• Passage given:
— BEGIN —
We’re back with Michael Sieleman, author of Hippie from Iowa, the laugh-out-loud, irreverent story of his early life and hitchhiking travels across Europe in the early ’70s as a 19-year-old. It is currently 92 degrees, feels like 98, here in St. Louis, so we’re not going to sit out on the porch with Michael as he continues to shoot the breeze with us on the writing of his book. But you’re welcome to drink your beer (or lemonade).

You have a great talent for telling funny stories – and you have an amazing lot of them! Do you have some sort of karma that attracts these odd situations?

You have a great talent for asking funny questions. Karma? Maybe, but if so I must have been a real bastard in my past life. This life does seem to be one long adventure of odd situations, but they’ve been as tragic as they have been comic. I bristle a bit when Hippie from Iowa is referred to as a memoir, because though the experiences are all true, I selected primarily the comic as the backbone of the book. And, of course, it’s told from my perspective with a definite purpose. With this kind of bias, this really makes it a story–one that just happens to be comprised of true events. If I were to write a memoir, it would probably be called something like Normal Guy in a Bi-Polar Life, and it would be a terrible bore.

Were you born with this ability and are you a funny guy in your everyday conversations?

I think I did inherit an ability to be funny in my everyday conversations from my father, but I’m also very serious about life and view it differently than most people. This means I can be funny and intense almost simultaneously, sometimes to the confusion of even my best friends. Life is a serious business, but one does need to lighten up, have some fun, take a cosmic breath, and then look again to gain a more equitable perspective.
— END —
• Short task 1:
Answer these questions from the interview about Hippie from Iowa:
(a) What temperature does the introduction give for St. Louis?
(b) What title does Michael Sieleman say a memoir of his would probably have?
(c) From whom does he think he inherited his ability to be funny in everyday conversation?
The interview and the rows that come after it are separate, unrelated material.

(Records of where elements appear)
— BEGIN —
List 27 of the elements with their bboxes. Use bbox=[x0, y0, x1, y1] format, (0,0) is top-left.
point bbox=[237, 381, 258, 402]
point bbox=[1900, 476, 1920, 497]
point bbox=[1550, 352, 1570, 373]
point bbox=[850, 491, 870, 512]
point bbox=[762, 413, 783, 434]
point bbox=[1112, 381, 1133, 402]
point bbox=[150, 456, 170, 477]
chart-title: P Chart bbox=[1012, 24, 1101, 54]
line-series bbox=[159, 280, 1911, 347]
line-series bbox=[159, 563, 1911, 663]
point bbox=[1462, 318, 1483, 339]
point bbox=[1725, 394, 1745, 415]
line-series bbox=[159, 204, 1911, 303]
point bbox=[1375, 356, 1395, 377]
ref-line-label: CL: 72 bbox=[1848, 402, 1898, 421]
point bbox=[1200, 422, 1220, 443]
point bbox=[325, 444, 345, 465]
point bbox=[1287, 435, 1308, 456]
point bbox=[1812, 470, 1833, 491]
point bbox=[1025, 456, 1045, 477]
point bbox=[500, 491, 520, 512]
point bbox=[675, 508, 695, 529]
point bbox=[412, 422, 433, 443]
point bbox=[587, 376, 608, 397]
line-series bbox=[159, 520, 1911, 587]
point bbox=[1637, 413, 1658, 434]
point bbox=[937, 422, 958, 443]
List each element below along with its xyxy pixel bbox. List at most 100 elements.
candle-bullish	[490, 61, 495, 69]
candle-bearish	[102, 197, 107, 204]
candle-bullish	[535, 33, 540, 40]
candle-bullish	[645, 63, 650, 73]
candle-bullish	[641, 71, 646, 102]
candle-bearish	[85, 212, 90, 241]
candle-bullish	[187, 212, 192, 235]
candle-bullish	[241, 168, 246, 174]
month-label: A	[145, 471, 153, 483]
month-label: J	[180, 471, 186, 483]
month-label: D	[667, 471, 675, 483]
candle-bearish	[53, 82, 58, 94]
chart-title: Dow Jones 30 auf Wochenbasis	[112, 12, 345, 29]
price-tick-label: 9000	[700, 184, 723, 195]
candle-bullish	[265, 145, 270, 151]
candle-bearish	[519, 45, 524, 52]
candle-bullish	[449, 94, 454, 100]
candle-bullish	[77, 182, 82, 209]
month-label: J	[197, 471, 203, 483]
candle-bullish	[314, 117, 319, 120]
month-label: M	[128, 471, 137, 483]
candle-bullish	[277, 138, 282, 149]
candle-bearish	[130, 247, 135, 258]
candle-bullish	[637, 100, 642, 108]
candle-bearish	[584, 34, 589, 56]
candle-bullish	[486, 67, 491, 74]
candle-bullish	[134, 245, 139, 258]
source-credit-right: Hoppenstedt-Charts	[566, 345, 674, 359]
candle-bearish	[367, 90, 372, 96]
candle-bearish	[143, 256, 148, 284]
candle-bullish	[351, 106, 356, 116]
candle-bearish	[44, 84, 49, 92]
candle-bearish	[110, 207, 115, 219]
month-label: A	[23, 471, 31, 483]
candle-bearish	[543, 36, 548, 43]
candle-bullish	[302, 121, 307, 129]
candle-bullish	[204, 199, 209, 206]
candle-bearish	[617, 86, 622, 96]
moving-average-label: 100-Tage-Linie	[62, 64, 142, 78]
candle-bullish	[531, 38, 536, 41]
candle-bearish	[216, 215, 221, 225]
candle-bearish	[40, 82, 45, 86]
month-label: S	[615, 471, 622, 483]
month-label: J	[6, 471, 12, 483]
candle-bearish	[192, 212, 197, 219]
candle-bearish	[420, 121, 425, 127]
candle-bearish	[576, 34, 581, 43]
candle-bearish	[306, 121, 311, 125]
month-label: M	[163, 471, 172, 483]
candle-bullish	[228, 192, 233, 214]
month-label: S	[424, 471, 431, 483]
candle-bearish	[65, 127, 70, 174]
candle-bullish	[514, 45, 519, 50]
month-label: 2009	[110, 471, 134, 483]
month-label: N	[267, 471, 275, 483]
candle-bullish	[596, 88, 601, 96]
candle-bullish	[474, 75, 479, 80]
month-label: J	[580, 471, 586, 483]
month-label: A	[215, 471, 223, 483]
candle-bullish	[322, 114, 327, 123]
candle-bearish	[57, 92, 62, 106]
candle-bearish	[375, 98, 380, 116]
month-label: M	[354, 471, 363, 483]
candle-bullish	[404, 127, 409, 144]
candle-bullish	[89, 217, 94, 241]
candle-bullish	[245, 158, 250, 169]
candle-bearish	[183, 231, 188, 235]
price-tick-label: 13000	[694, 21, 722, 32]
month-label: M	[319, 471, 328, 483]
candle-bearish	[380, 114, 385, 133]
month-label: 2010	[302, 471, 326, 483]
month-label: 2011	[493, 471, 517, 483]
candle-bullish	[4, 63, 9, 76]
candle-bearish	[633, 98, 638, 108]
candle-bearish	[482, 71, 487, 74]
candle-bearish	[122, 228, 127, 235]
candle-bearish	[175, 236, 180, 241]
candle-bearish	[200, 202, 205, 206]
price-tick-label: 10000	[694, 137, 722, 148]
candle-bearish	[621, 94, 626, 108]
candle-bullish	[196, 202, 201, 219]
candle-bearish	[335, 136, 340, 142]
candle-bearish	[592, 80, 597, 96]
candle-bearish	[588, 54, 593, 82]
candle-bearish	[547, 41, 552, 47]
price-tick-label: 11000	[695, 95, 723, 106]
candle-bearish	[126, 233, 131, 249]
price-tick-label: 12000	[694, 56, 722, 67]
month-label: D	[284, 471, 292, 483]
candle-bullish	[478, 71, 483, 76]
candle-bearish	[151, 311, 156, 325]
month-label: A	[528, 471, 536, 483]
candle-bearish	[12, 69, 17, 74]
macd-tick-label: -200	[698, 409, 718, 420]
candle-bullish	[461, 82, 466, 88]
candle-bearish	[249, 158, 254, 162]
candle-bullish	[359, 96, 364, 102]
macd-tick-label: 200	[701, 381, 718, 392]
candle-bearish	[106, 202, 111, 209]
— END —
• Short task 2:
Print the rows exactly, from the first row through the row containing "256, 148, 284]".

• Task answer 1:
(a) It is 92 degrees, and it feels like 98.
(b) Normal Guy in a Bi-Polar Life.
(c) From his father.

• Task answer 2:
List 27 of the elements with their bboxes. Use bbox=[x0, y0, x1, y1] format, (0,0) is top-left.
point bbox=[237, 381, 258, 402]
point bbox=[1900, 476, 1920, 497]
point bbox=[1550, 352, 1570, 373]
point bbox=[850, 491, 870, 512]
point bbox=[762, 413, 783, 434]
point bbox=[1112, 381, 1133, 402]
point bbox=[150, 456, 170, 477]
chart-title: P Chart bbox=[1012, 24, 1101, 54]
line-series bbox=[159, 280, 1911, 347]
line-series bbox=[159, 563, 1911, 663]
point bbox=[1462, 318, 1483, 339]
point bbox=[1725, 394, 1745, 415]
line-series bbox=[159, 204, 1911, 303]
point bbox=[1375, 356, 1395, 377]
ref-line-label: CL: 72 bbox=[1848, 402, 1898, 421]
point bbox=[1200, 422, 1220, 443]
point bbox=[325, 444, 345, 465]
point bbox=[1287, 435, 1308, 456]
point bbox=[1812, 470, 1833, 491]
point bbox=[1025, 456, 1045, 477]
point bbox=[500, 491, 520, 512]
point bbox=[675, 508, 695, 529]
point bbox=[412, 422, 433, 443]
point bbox=[587, 376, 608, 397]
line-series bbox=[159, 520, 1911, 587]
point bbox=[1637, 413, 1658, 434]
point bbox=[937, 422, 958, 443]
List each element below along with its xyxy pixel bbox. List at most 100 elements.
candle-bullish	[490, 61, 495, 69]
candle-bearish	[102, 197, 107, 204]
candle-bullish	[535, 33, 540, 40]
candle-bullish	[645, 63, 650, 73]
candle-bullish	[641, 71, 646, 102]
candle-bearish	[85, 212, 90, 241]
candle-bullish	[187, 212, 192, 235]
candle-bullish	[241, 168, 246, 174]
month-label: A	[145, 471, 153, 483]
month-label: J	[180, 471, 186, 483]
month-label: D	[667, 471, 675, 483]
candle-bearish	[53, 82, 58, 94]
chart-title: Dow Jones 30 auf Wochenbasis	[112, 12, 345, 29]
price-tick-label: 9000	[700, 184, 723, 195]
candle-bullish	[265, 145, 270, 151]
candle-bearish	[519, 45, 524, 52]
candle-bullish	[449, 94, 454, 100]
candle-bullish	[77, 182, 82, 209]
month-label: J	[197, 471, 203, 483]
candle-bullish	[314, 117, 319, 120]
month-label: M	[128, 471, 137, 483]
candle-bullish	[277, 138, 282, 149]
candle-bearish	[130, 247, 135, 258]
candle-bullish	[637, 100, 642, 108]
candle-bearish	[584, 34, 589, 56]
candle-bullish	[486, 67, 491, 74]
candle-bullish	[134, 245, 139, 258]
source-credit-right: Hoppenstedt-Charts	[566, 345, 674, 359]
candle-bearish	[367, 90, 372, 96]
candle-bearish	[143, 256, 148, 284]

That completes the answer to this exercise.